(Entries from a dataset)

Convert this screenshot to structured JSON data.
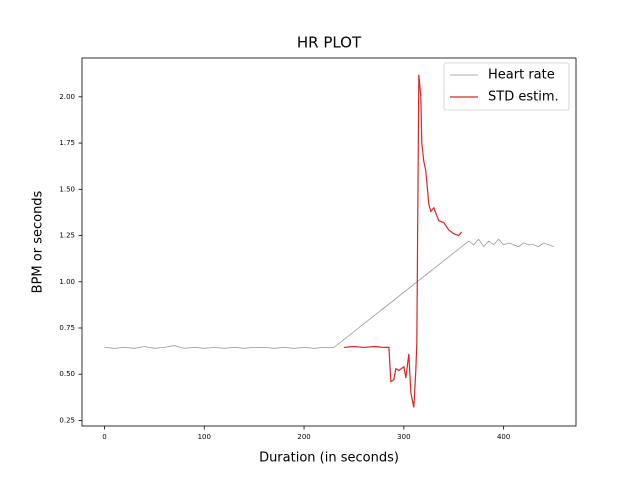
{
  "chart_data": {
    "type": "line",
    "title": "HR PLOT",
    "x_label": "Duration (in seconds)",
    "y_label": "BPM or seconds",
    "xlim": [
      -22.5,
      472.5
    ],
    "ylim": [
      0.22,
      2.21
    ],
    "xticks": [
      0,
      100,
      200,
      300,
      400
    ],
    "yticks": [
      0.25,
      {
        "value": 0.5,
        "label": "0.50"
      },
      0.75,
      {
        "value": 1.0,
        "label": "1.00"
      },
      1.25,
      {
        "value": 1.5,
        "label": "1.50"
      },
      1.75,
      {
        "value": 2.0,
        "label": "2.00"
      }
    ],
    "legend": "upper right",
    "series": [
      {
        "name": "Heart rate",
        "color": "#999999",
        "x": [
          0,
          10,
          20,
          30,
          40,
          50,
          60,
          70,
          80,
          90,
          100,
          110,
          120,
          130,
          140,
          150,
          160,
          170,
          180,
          190,
          200,
          210,
          220,
          230,
          365,
          370,
          375,
          380,
          385,
          390,
          395,
          400,
          405,
          410,
          415,
          420,
          425,
          430,
          435,
          440,
          445,
          450
        ],
        "values": [
          0.645,
          0.64,
          0.645,
          0.64,
          0.65,
          0.64,
          0.645,
          0.655,
          0.64,
          0.645,
          0.64,
          0.645,
          0.64,
          0.645,
          0.64,
          0.645,
          0.645,
          0.64,
          0.645,
          0.64,
          0.645,
          0.64,
          0.645,
          0.645,
          1.22,
          1.2,
          1.23,
          1.19,
          1.22,
          1.2,
          1.23,
          1.2,
          1.21,
          1.2,
          1.19,
          1.21,
          1.2,
          1.2,
          1.19,
          1.21,
          1.2,
          1.19
        ]
      },
      {
        "name": "STD estim.",
        "color": "#d62728",
        "x": [
          240,
          250,
          260,
          270,
          280,
          285,
          287,
          290,
          292,
          295,
          300,
          302,
          305,
          307,
          310,
          312,
          313,
          315,
          317,
          318,
          320,
          322,
          325,
          327,
          330,
          335,
          340,
          345,
          350,
          355,
          358
        ],
        "values": [
          0.645,
          0.65,
          0.645,
          0.65,
          0.645,
          0.645,
          0.46,
          0.47,
          0.53,
          0.52,
          0.54,
          0.48,
          0.61,
          0.4,
          0.32,
          0.52,
          0.67,
          2.12,
          2.0,
          1.75,
          1.65,
          1.6,
          1.42,
          1.38,
          1.4,
          1.33,
          1.32,
          1.28,
          1.26,
          1.25,
          1.27
        ]
      }
    ]
  }
}
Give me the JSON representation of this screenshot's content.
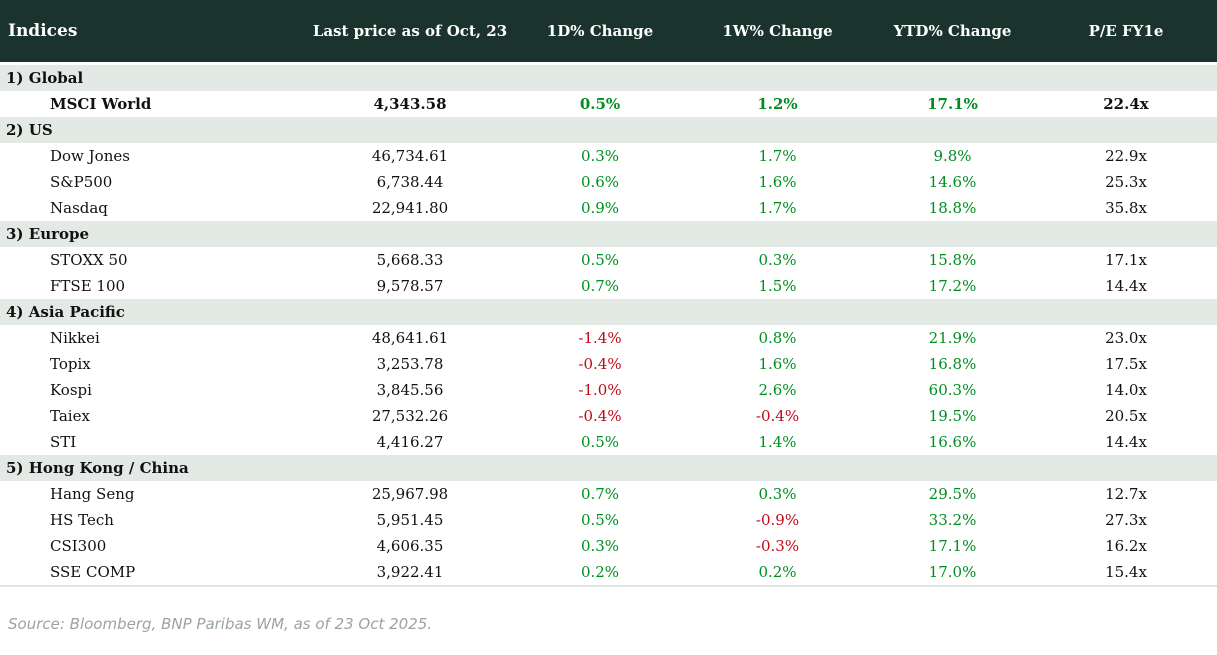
{
  "chart_data": {
    "type": "table",
    "title": "Indices",
    "columns": [
      "Indices",
      "Last price as of Oct, 23",
      "1D% Change",
      "1W% Change",
      "YTD% Change",
      "P/E FY1e"
    ],
    "sections": [
      {
        "label": "1) Global",
        "rows": [
          {
            "name": "MSCI World",
            "bold": true,
            "price": "4,343.58",
            "d1": "0.5%",
            "w1": "1.2%",
            "ytd": "17.1%",
            "pe": "22.4x"
          }
        ]
      },
      {
        "label": "2) US",
        "rows": [
          {
            "name": "Dow Jones",
            "price": "46,734.61",
            "d1": "0.3%",
            "w1": "1.7%",
            "ytd": "9.8%",
            "pe": "22.9x"
          },
          {
            "name": "S&P500",
            "price": "6,738.44",
            "d1": "0.6%",
            "w1": "1.6%",
            "ytd": "14.6%",
            "pe": "25.3x"
          },
          {
            "name": "Nasdaq",
            "price": "22,941.80",
            "d1": "0.9%",
            "w1": "1.7%",
            "ytd": "18.8%",
            "pe": "35.8x"
          }
        ]
      },
      {
        "label": "3) Europe",
        "rows": [
          {
            "name": "STOXX 50",
            "price": "5,668.33",
            "d1": "0.5%",
            "w1": "0.3%",
            "ytd": "15.8%",
            "pe": "17.1x"
          },
          {
            "name": "FTSE 100",
            "price": "9,578.57",
            "d1": "0.7%",
            "w1": "1.5%",
            "ytd": "17.2%",
            "pe": "14.4x"
          }
        ]
      },
      {
        "label": "4) Asia Pacific",
        "rows": [
          {
            "name": "Nikkei",
            "price": "48,641.61",
            "d1": "-1.4%",
            "w1": "0.8%",
            "ytd": "21.9%",
            "pe": "23.0x"
          },
          {
            "name": "Topix",
            "price": "3,253.78",
            "d1": "-0.4%",
            "w1": "1.6%",
            "ytd": "16.8%",
            "pe": "17.5x"
          },
          {
            "name": "Kospi",
            "price": "3,845.56",
            "d1": "-1.0%",
            "w1": "2.6%",
            "ytd": "60.3%",
            "pe": "14.0x"
          },
          {
            "name": "Taiex",
            "price": "27,532.26",
            "d1": "-0.4%",
            "w1": "-0.4%",
            "ytd": "19.5%",
            "pe": "20.5x"
          },
          {
            "name": "STI",
            "price": "4,416.27",
            "d1": "0.5%",
            "w1": "1.4%",
            "ytd": "16.6%",
            "pe": "14.4x"
          }
        ]
      },
      {
        "label": "5) Hong Kong / China",
        "rows": [
          {
            "name": "Hang Seng",
            "price": "25,967.98",
            "d1": "0.7%",
            "w1": "0.3%",
            "ytd": "29.5%",
            "pe": "12.7x"
          },
          {
            "name": "HS Tech",
            "price": "5,951.45",
            "d1": "0.5%",
            "w1": "-0.9%",
            "ytd": "33.2%",
            "pe": "27.3x"
          },
          {
            "name": "CSI300",
            "price": "4,606.35",
            "d1": "0.3%",
            "w1": "-0.3%",
            "ytd": "17.1%",
            "pe": "16.2x"
          },
          {
            "name": "SSE COMP",
            "price": "3,922.41",
            "d1": "0.2%",
            "w1": "0.2%",
            "ytd": "17.0%",
            "pe": "15.4x"
          }
        ]
      }
    ]
  },
  "footer": {
    "source": "Source: Bloomberg, BNP Paribas WM, as of 23 Oct 2025."
  },
  "colors": {
    "header_bg": "#1b332d",
    "section_bg": "#e3e9e4",
    "positive": "#008e21",
    "negative": "#c00a17"
  }
}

GIVEN INSTRUCTION: Write out the whole listing exactly, and drop the pictures.

SOLUTION TO THIS PROBLEM:
Convert this screenshot to structured JSON data.
{
  "chart_data": {
    "type": "line",
    "title": "HR PLOT",
    "x_label": "Duration (in seconds)",
    "y_label": "BPM or seconds",
    "xlim": [
      -22.5,
      472.5
    ],
    "ylim": [
      0.22,
      2.21
    ],
    "xticks": [
      0,
      100,
      200,
      300,
      400
    ],
    "yticks": [
      0.25,
      {
        "value": 0.5,
        "label": "0.50"
      },
      0.75,
      {
        "value": 1.0,
        "label": "1.00"
      },
      1.25,
      {
        "value": 1.5,
        "label": "1.50"
      },
      1.75,
      {
        "value": 2.0,
        "label": "2.00"
      }
    ],
    "legend": "upper right",
    "series": [
      {
        "name": "Heart rate",
        "color": "#999999",
        "x": [
          0,
          10,
          20,
          30,
          40,
          50,
          60,
          70,
          80,
          90,
          100,
          110,
          120,
          130,
          140,
          150,
          160,
          170,
          180,
          190,
          200,
          210,
          220,
          230,
          365,
          370,
          375,
          380,
          385,
          390,
          395,
          400,
          405,
          410,
          415,
          420,
          425,
          430,
          435,
          440,
          445,
          450
        ],
        "values": [
          0.645,
          0.64,
          0.645,
          0.64,
          0.65,
          0.64,
          0.645,
          0.655,
          0.64,
          0.645,
          0.64,
          0.645,
          0.64,
          0.645,
          0.64,
          0.645,
          0.645,
          0.64,
          0.645,
          0.64,
          0.645,
          0.64,
          0.645,
          0.645,
          1.22,
          1.2,
          1.23,
          1.19,
          1.22,
          1.2,
          1.23,
          1.2,
          1.21,
          1.2,
          1.19,
          1.21,
          1.2,
          1.2,
          1.19,
          1.21,
          1.2,
          1.19
        ]
      },
      {
        "name": "STD estim.",
        "color": "#d62728",
        "x": [
          240,
          250,
          260,
          270,
          280,
          285,
          287,
          290,
          292,
          295,
          300,
          302,
          305,
          307,
          310,
          312,
          313,
          315,
          317,
          318,
          320,
          322,
          325,
          327,
          330,
          335,
          340,
          345,
          350,
          355,
          358
        ],
        "values": [
          0.645,
          0.65,
          0.645,
          0.65,
          0.645,
          0.645,
          0.46,
          0.47,
          0.53,
          0.52,
          0.54,
          0.48,
          0.61,
          0.4,
          0.32,
          0.52,
          0.67,
          2.12,
          2.0,
          1.75,
          1.65,
          1.6,
          1.42,
          1.38,
          1.4,
          1.33,
          1.32,
          1.28,
          1.26,
          1.25,
          1.27
        ]
      }
    ]
  }
}
Give me the JSON representation of this screenshot's content.
{
  "chart_data": {
    "type": "table",
    "title": "Indices",
    "columns": [
      "Indices",
      "Last price as of Oct, 23",
      "1D% Change",
      "1W% Change",
      "YTD% Change",
      "P/E FY1e"
    ],
    "sections": [
      {
        "label": "1) Global",
        "rows": [
          {
            "name": "MSCI World",
            "bold": true,
            "price": "4,343.58",
            "d1": "0.5%",
            "w1": "1.2%",
            "ytd": "17.1%",
            "pe": "22.4x"
          }
        ]
      },
      {
        "label": "2) US",
        "rows": [
          {
            "name": "Dow Jones",
            "price": "46,734.61",
            "d1": "0.3%",
            "w1": "1.7%",
            "ytd": "9.8%",
            "pe": "22.9x"
          },
          {
            "name": "S&P500",
            "price": "6,738.44",
            "d1": "0.6%",
            "w1": "1.6%",
            "ytd": "14.6%",
            "pe": "25.3x"
          },
          {
            "name": "Nasdaq",
            "price": "22,941.80",
            "d1": "0.9%",
            "w1": "1.7%",
            "ytd": "18.8%",
            "pe": "35.8x"
          }
        ]
      },
      {
        "label": "3) Europe",
        "rows": [
          {
            "name": "STOXX 50",
            "price": "5,668.33",
            "d1": "0.5%",
            "w1": "0.3%",
            "ytd": "15.8%",
            "pe": "17.1x"
          },
          {
            "name": "FTSE 100",
            "price": "9,578.57",
            "d1": "0.7%",
            "w1": "1.5%",
            "ytd": "17.2%",
            "pe": "14.4x"
          }
        ]
      },
      {
        "label": "4) Asia Pacific",
        "rows": [
          {
            "name": "Nikkei",
            "price": "48,641.61",
            "d1": "-1.4%",
            "w1": "0.8%",
            "ytd": "21.9%",
            "pe": "23.0x"
          },
          {
            "name": "Topix",
            "price": "3,253.78",
            "d1": "-0.4%",
            "w1": "1.6%",
            "ytd": "16.8%",
            "pe": "17.5x"
          },
          {
            "name": "Kospi",
            "price": "3,845.56",
            "d1": "-1.0%",
            "w1": "2.6%",
            "ytd": "60.3%",
            "pe": "14.0x"
          },
          {
            "name": "Taiex",
            "price": "27,532.26",
            "d1": "-0.4%",
            "w1": "-0.4%",
            "ytd": "19.5%",
            "pe": "20.5x"
          },
          {
            "name": "STI",
            "price": "4,416.27",
            "d1": "0.5%",
            "w1": "1.4%",
            "ytd": "16.6%",
            "pe": "14.4x"
          }
        ]
      },
      {
        "label": "5) Hong Kong / China",
        "rows": [
          {
            "name": "Hang Seng",
            "price": "25,967.98",
            "d1": "0.7%",
            "w1": "0.3%",
            "ytd": "29.5%",
            "pe": "12.7x"
          },
          {
            "name": "HS Tech",
            "price": "5,951.45",
            "d1": "0.5%",
            "w1": "-0.9%",
            "ytd": "33.2%",
            "pe": "27.3x"
          },
          {
            "name": "CSI300",
            "price": "4,606.35",
            "d1": "0.3%",
            "w1": "-0.3%",
            "ytd": "17.1%",
            "pe": "16.2x"
          },
          {
            "name": "SSE COMP",
            "price": "3,922.41",
            "d1": "0.2%",
            "w1": "0.2%",
            "ytd": "17.0%",
            "pe": "15.4x"
          }
        ]
      }
    ]
  },
  "footer": {
    "source": "Source: Bloomberg, BNP Paribas WM, as of 23 Oct 2025."
  },
  "colors": {
    "header_bg": "#1b332d",
    "section_bg": "#e3e9e4",
    "positive": "#008e21",
    "negative": "#c00a17"
  }
}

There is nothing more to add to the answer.